## EXCERPTED DATA
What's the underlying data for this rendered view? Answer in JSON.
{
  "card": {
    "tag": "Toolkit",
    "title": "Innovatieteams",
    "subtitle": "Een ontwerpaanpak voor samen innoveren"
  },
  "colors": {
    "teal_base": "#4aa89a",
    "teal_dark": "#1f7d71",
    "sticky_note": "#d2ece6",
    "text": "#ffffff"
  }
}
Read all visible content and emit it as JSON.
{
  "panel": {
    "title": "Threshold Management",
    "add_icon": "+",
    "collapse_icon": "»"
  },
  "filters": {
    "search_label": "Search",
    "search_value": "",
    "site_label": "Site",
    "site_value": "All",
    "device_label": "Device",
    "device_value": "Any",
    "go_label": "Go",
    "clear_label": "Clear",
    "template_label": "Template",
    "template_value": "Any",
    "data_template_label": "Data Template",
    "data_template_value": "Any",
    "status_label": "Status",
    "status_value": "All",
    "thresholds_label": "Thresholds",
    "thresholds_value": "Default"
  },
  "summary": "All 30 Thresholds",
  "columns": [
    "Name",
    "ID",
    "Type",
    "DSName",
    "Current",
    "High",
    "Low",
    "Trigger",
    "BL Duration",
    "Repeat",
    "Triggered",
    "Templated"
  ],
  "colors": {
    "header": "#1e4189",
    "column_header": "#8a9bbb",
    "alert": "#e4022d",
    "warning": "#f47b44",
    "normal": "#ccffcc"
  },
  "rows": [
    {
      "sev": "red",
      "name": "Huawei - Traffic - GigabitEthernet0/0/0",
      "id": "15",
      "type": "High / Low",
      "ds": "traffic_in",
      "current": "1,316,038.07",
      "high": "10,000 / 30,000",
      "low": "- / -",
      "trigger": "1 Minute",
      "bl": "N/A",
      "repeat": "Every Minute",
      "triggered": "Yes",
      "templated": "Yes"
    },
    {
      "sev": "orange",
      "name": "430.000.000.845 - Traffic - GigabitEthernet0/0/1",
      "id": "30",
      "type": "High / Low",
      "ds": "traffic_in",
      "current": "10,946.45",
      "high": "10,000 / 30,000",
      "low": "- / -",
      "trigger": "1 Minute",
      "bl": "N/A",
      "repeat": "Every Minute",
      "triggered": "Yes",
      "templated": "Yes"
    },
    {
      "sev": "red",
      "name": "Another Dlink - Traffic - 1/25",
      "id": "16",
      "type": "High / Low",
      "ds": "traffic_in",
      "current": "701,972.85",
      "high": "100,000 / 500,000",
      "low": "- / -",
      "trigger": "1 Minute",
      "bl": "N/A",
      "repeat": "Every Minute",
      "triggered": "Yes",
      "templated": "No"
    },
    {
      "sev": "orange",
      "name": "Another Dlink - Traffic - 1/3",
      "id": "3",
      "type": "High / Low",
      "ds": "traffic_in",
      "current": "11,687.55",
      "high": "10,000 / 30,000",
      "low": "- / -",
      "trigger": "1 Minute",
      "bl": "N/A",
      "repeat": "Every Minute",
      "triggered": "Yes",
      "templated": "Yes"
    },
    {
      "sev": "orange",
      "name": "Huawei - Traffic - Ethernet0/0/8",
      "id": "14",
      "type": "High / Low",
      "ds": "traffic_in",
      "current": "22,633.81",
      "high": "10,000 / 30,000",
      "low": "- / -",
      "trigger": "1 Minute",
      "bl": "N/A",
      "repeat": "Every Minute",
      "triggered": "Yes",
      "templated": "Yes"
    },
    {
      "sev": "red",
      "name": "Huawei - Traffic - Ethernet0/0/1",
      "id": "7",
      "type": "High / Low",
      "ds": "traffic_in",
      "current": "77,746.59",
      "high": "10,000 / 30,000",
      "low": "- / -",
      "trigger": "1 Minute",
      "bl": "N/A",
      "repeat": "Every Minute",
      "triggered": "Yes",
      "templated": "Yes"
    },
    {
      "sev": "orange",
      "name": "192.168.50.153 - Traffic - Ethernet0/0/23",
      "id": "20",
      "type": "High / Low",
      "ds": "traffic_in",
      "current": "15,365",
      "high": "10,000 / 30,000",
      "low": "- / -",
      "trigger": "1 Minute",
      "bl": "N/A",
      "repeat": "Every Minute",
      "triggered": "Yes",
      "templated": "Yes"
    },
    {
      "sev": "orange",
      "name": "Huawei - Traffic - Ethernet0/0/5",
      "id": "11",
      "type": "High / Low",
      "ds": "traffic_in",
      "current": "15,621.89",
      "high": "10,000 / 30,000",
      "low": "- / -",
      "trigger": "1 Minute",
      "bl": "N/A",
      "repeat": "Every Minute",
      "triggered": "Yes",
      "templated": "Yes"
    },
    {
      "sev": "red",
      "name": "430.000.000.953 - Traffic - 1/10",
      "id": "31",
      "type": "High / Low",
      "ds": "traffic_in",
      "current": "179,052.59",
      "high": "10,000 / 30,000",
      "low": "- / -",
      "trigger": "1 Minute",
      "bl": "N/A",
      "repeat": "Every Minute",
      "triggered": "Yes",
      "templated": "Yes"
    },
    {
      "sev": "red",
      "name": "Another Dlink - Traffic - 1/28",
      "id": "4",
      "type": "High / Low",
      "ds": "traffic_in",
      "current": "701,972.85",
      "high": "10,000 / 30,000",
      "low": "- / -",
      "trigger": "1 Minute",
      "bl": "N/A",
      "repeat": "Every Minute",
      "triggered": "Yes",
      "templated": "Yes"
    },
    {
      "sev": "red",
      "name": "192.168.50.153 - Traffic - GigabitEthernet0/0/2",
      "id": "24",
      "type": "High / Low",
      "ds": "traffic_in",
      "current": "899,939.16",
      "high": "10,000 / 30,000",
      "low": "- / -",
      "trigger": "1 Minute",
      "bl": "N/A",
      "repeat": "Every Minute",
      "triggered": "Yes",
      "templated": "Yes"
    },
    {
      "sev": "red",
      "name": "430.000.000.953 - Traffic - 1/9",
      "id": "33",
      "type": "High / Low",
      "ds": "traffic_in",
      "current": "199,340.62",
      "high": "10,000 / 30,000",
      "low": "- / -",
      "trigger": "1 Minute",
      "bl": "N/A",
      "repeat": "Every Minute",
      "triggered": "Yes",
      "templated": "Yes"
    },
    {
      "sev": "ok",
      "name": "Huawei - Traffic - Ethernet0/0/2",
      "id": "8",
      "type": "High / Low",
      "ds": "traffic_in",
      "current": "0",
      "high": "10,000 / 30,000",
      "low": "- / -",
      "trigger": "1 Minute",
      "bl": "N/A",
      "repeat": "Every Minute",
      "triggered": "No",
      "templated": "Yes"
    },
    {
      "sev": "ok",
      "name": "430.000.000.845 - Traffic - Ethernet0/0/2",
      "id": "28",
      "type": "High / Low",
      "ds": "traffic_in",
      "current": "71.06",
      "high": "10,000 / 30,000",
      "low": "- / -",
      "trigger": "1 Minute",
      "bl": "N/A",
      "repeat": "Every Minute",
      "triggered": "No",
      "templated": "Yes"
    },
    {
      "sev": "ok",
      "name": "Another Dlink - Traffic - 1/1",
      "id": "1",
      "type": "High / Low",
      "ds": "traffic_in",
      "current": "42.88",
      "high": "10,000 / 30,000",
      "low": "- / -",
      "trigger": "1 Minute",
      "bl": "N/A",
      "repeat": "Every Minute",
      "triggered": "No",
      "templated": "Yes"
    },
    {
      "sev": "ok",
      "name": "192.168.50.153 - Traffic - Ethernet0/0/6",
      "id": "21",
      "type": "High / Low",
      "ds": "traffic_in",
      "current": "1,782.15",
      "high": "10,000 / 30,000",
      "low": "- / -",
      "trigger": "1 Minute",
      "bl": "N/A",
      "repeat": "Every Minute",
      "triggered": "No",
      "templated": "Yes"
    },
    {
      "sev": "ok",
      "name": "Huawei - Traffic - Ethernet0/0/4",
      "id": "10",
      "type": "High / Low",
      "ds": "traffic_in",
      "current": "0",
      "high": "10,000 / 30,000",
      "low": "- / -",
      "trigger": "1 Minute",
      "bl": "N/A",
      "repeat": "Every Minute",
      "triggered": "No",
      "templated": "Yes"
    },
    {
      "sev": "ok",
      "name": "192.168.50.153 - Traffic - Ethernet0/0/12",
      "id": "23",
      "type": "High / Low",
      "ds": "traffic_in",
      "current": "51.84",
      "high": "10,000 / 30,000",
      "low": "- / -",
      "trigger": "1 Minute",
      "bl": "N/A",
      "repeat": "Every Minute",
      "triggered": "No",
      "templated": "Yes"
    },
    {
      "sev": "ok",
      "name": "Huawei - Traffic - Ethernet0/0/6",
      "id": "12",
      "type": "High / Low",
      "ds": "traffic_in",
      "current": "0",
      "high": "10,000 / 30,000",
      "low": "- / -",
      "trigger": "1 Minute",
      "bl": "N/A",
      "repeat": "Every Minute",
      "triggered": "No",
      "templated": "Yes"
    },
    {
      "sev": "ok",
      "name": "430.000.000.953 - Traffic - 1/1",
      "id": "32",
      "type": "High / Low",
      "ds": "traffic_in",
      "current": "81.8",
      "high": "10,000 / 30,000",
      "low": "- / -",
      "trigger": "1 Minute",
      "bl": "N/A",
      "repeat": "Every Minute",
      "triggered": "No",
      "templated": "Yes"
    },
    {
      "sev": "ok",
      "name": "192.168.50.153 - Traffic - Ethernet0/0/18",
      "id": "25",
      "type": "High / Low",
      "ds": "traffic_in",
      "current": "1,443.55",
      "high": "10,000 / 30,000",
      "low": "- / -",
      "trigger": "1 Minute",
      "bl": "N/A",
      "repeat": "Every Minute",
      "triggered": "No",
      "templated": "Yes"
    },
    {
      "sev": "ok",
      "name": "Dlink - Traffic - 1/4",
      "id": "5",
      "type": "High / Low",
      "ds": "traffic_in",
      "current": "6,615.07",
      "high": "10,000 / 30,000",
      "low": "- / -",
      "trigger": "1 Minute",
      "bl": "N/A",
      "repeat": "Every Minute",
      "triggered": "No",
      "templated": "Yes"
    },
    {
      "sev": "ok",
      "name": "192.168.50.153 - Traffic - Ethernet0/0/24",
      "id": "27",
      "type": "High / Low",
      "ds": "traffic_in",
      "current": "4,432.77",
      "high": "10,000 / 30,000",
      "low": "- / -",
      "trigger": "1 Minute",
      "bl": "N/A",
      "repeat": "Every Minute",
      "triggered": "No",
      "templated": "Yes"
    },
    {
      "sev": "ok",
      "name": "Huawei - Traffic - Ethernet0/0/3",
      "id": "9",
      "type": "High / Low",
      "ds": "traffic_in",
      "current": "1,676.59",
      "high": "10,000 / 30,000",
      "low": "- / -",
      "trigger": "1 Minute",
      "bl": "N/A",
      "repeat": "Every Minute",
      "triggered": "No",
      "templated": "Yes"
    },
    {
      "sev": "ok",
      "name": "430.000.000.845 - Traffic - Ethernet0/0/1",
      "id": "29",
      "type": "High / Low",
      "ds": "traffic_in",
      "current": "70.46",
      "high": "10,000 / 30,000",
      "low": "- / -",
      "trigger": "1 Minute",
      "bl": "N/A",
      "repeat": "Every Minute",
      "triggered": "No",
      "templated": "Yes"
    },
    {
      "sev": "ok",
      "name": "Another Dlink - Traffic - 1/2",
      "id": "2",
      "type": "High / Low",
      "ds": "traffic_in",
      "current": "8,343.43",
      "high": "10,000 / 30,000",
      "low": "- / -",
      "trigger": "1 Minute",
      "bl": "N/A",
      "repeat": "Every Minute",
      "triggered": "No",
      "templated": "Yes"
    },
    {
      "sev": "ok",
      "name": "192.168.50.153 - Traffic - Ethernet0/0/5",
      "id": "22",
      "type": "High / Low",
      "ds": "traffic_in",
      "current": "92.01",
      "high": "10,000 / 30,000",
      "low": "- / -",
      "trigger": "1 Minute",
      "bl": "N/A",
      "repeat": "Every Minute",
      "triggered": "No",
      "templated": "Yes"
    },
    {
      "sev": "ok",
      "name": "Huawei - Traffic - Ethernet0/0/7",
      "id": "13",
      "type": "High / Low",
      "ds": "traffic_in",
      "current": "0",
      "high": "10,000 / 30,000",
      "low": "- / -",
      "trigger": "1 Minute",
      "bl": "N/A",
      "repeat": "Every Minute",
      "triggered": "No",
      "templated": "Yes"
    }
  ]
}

## EXERCISE DETAILS
From the listing above, copy every line that holds the string "Dlink".

## OUTPUT
      "name": "Another Dlink - Traffic - 1/25",
      "name": "Another Dlink - Traffic - 1/3",
      "name": "Another Dlink - Traffic - 1/28",
      "name": "Another Dlink - Traffic - 1/1",
      "name": "Dlink - Traffic - 1/4",
      "name": "Another Dlink - Traffic - 1/2",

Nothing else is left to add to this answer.